[Data for the task Boundary: Start]

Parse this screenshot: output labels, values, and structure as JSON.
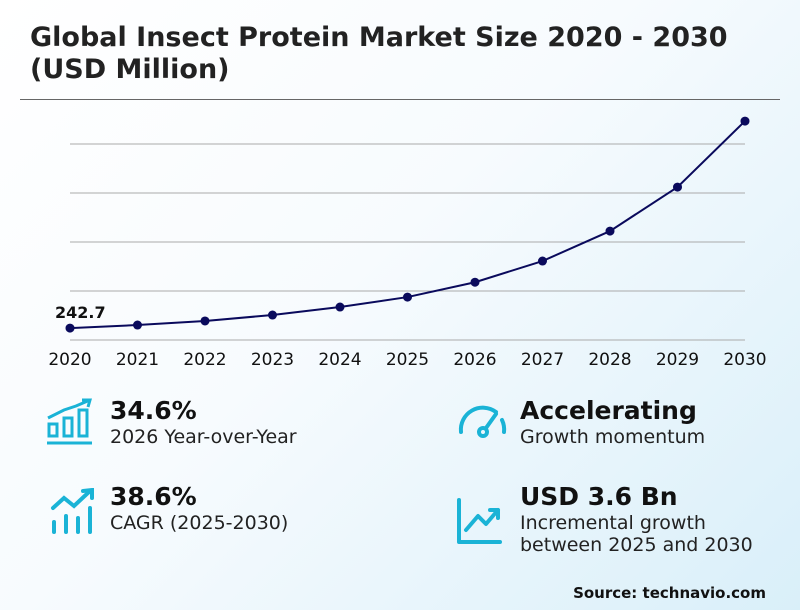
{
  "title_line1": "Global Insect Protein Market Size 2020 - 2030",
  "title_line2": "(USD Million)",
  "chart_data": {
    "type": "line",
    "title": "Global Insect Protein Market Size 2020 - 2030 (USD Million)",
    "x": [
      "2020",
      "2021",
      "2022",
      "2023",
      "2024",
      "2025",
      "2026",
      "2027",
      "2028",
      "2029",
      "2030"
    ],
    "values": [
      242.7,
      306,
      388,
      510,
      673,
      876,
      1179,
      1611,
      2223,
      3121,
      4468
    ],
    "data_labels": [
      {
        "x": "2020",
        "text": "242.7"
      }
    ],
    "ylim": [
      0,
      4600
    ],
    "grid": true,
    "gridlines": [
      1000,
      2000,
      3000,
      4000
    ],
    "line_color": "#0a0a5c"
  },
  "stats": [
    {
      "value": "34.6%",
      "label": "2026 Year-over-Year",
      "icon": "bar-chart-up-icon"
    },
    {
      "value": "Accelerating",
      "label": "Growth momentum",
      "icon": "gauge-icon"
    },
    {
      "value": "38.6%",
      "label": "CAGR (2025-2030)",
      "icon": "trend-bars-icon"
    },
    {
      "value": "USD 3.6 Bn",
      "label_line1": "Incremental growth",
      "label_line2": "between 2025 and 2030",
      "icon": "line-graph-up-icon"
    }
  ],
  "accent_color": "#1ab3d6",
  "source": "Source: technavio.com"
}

[Data for the task Boundary: End]
[Data for the task Boundary: Start]

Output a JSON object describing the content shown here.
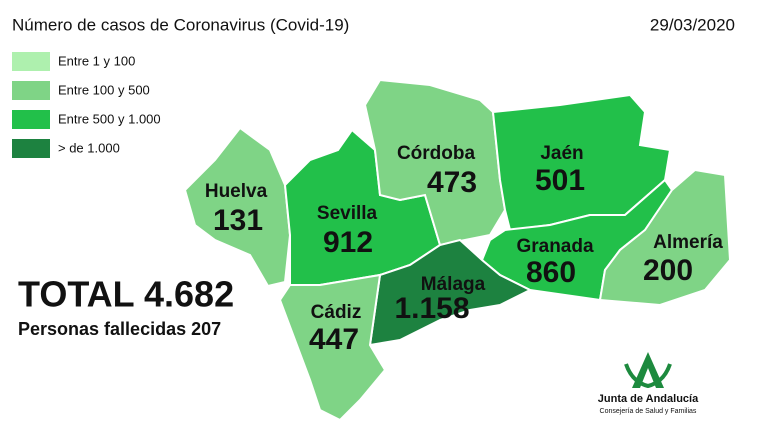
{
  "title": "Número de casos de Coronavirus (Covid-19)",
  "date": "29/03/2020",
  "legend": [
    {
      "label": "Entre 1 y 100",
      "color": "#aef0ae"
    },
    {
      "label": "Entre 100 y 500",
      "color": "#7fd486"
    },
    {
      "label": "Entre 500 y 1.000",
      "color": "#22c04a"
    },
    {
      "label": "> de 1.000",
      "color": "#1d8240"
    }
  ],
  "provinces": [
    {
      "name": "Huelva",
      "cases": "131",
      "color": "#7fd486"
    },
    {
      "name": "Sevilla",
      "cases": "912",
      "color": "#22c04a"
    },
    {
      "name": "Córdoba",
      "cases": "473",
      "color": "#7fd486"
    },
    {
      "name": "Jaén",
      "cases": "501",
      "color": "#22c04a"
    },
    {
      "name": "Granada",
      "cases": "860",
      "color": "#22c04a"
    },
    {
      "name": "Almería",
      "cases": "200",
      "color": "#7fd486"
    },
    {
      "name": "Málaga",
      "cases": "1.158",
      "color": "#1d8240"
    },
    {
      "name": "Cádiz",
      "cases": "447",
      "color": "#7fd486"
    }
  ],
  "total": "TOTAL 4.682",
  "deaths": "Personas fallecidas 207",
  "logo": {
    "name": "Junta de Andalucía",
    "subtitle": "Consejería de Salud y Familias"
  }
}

[Data for the task Boundary: End]

What the exercise asks
Every line in the records above that has "Global" counts once. Give the total and nothing else.

Response to this task
2